## Exercise details
Output the data exactly, with every line intact.

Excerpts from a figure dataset
• • •

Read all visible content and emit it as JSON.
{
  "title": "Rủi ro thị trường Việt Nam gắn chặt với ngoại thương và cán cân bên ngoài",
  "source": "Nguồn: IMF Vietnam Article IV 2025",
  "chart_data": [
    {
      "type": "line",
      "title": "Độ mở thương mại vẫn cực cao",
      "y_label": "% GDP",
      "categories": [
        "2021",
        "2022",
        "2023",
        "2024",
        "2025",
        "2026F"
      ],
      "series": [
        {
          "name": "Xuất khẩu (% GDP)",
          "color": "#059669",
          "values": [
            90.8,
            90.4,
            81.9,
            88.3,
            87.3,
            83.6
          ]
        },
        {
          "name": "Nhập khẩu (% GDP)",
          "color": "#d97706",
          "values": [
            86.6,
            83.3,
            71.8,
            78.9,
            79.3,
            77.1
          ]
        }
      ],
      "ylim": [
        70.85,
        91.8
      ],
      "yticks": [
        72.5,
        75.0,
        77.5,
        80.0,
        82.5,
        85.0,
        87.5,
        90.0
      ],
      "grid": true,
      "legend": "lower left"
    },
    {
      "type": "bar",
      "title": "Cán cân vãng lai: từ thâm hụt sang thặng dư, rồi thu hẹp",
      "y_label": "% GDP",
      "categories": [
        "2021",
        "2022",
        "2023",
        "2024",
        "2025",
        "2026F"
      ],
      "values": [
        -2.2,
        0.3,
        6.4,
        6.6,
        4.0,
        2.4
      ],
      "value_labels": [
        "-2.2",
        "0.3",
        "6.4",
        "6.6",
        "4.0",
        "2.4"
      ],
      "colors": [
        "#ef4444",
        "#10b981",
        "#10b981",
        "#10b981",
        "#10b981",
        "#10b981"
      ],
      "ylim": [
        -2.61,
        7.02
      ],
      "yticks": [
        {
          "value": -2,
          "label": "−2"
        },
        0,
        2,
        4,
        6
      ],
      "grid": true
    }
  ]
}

• • •

## Result
Read all visible content and emit it as JSON.
{
  "title": "Rủi ro thị trường Việt Nam gắn chặt với ngoại thương và cán cân bên ngoài",
  "source": "Nguồn: IMF Vietnam Article IV 2025",
  "chart_data": [
    {
      "type": "line",
      "title": "Độ mở thương mại vẫn cực cao",
      "y_label": "% GDP",
      "categories": [
        "2021",
        "2022",
        "2023",
        "2024",
        "2025",
        "2026F"
      ],
      "series": [
        {
          "name": "Xuất khẩu (% GDP)",
          "color": "#059669",
          "values": [
            90.8,
            90.4,
            81.9,
            88.3,
            87.3,
            83.6
          ]
        },
        {
          "name": "Nhập khẩu (% GDP)",
          "color": "#d97706",
          "values": [
            86.6,
            83.3,
            71.8,
            78.9,
            79.3,
            77.1
          ]
        }
      ],
      "ylim": [
        70.85,
        91.8
      ],
      "yticks": [
        72.5,
        75.0,
        77.5,
        80.0,
        82.5,
        85.0,
        87.5,
        90.0
      ],
      "grid": true,
      "legend": "lower left"
    },
    {
      "type": "bar",
      "title": "Cán cân vãng lai: từ thâm hụt sang thặng dư, rồi thu hẹp",
      "y_label": "% GDP",
      "categories": [
        "2021",
        "2022",
        "2023",
        "2024",
        "2025",
        "2026F"
      ],
      "values": [
        -2.2,
        0.3,
        6.4,
        6.6,
        4.0,
        2.4
      ],
      "value_labels": [
        "-2.2",
        "0.3",
        "6.4",
        "6.6",
        "4.0",
        "2.4"
      ],
      "colors": [
        "#ef4444",
        "#10b981",
        "#10b981",
        "#10b981",
        "#10b981",
        "#10b981"
      ],
      "ylim": [
        -2.61,
        7.02
      ],
      "yticks": [
        {
          "value": -2,
          "label": "−2"
        },
        0,
        2,
        4,
        6
      ],
      "grid": true
    }
  ]
}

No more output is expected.